— BEGIN —

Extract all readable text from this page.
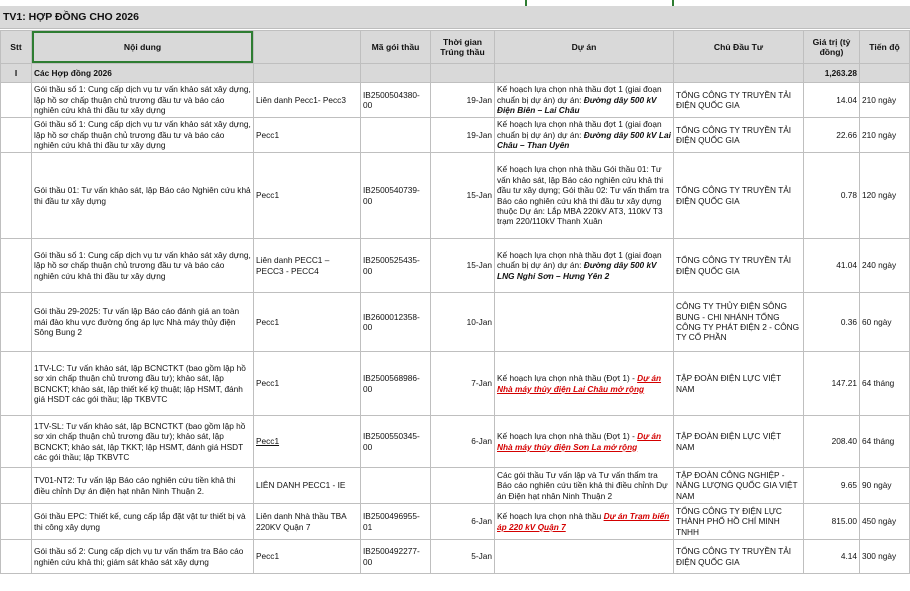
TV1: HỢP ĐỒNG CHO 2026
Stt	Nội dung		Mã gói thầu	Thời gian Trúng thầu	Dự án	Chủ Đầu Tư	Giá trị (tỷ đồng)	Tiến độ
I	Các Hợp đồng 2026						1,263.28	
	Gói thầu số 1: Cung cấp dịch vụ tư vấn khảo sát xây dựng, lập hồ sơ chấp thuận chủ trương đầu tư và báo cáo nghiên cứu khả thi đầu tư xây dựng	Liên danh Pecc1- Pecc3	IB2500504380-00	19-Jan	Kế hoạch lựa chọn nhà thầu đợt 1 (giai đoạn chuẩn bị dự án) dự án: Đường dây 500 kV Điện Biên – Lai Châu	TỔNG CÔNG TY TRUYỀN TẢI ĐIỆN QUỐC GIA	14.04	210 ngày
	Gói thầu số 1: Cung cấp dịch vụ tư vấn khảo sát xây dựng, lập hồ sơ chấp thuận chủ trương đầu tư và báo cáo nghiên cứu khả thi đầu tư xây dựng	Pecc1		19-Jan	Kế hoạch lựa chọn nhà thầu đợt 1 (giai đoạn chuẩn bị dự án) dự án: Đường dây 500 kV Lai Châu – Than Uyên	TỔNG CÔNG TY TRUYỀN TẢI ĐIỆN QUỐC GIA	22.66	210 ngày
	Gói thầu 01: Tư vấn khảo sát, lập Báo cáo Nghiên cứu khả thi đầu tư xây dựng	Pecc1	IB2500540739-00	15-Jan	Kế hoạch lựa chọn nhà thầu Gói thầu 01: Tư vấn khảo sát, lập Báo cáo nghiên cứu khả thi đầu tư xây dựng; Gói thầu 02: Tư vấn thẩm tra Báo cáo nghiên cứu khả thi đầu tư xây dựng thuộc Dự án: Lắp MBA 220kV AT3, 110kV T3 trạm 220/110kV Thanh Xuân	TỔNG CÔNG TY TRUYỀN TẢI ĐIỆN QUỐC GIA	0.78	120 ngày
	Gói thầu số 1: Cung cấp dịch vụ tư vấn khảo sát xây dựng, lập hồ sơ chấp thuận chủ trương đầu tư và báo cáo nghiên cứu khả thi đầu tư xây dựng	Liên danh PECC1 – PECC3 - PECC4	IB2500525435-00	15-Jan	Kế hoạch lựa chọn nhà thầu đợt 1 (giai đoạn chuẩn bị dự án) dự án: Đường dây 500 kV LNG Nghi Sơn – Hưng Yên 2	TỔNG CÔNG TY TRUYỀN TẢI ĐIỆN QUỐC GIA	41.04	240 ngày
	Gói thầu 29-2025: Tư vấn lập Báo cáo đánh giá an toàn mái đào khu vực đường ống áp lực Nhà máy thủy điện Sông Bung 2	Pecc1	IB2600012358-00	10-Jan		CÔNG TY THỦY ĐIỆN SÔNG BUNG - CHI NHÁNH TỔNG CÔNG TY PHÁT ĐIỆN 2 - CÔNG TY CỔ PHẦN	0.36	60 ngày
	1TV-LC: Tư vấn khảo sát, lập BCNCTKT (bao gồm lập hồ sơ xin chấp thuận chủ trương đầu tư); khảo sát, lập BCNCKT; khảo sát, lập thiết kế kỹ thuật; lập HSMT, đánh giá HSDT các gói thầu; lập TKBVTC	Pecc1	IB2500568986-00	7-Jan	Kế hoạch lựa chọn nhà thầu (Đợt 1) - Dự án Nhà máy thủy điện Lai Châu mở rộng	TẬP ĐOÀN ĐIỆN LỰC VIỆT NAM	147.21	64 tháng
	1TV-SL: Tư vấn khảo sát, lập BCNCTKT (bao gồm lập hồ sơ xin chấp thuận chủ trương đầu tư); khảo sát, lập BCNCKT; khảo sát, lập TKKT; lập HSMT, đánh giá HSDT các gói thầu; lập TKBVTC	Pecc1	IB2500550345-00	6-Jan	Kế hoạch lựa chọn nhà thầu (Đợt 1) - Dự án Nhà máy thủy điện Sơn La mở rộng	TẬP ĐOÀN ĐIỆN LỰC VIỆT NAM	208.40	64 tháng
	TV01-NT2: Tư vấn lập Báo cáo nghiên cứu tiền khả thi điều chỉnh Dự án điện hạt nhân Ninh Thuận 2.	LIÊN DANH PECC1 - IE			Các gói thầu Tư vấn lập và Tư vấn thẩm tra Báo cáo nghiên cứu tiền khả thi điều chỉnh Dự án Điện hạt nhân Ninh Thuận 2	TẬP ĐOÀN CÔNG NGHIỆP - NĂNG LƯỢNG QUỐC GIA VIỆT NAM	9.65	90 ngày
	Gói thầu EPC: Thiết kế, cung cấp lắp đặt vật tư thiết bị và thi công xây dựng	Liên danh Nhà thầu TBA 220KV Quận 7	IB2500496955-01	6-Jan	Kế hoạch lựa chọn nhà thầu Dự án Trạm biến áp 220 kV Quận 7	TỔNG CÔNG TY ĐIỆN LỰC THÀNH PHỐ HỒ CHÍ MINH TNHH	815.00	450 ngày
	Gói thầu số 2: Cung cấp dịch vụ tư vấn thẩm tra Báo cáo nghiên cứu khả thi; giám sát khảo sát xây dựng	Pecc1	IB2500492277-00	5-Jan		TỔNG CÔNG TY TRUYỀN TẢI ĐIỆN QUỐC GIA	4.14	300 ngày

— END —
— BEGIN —

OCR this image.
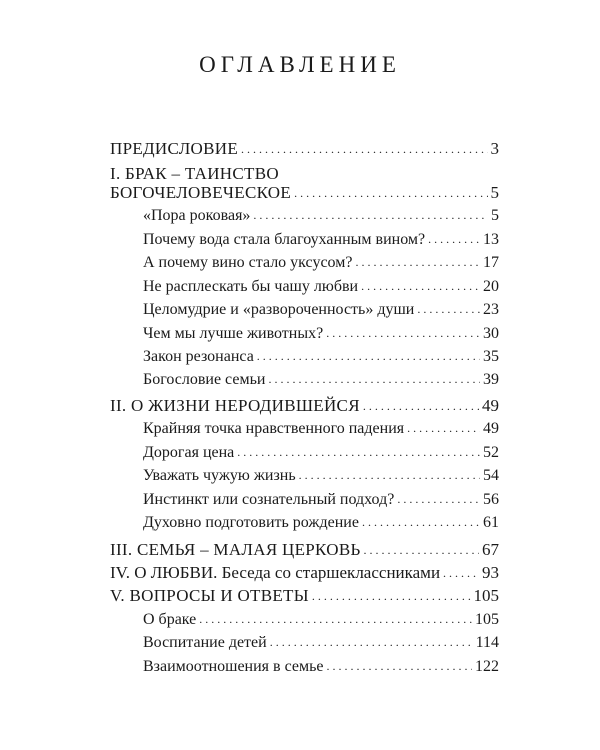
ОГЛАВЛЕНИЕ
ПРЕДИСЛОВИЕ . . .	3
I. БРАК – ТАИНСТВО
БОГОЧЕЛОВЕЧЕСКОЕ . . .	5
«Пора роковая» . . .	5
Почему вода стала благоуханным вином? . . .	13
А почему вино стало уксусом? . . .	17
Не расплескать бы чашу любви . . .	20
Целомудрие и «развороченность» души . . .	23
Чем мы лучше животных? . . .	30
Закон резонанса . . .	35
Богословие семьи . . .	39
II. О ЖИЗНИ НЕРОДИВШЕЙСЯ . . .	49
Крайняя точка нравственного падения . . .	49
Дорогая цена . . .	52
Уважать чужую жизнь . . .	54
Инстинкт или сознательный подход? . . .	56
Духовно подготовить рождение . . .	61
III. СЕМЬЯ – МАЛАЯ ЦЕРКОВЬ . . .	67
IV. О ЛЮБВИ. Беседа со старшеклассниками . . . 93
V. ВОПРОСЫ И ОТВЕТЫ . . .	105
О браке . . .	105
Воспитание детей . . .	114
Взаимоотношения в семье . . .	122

— END —

### Exercise goal
Only lines with "this" are wanted here; list each of them.

### Answer below
Extract all readable text from this page.
OCR this image.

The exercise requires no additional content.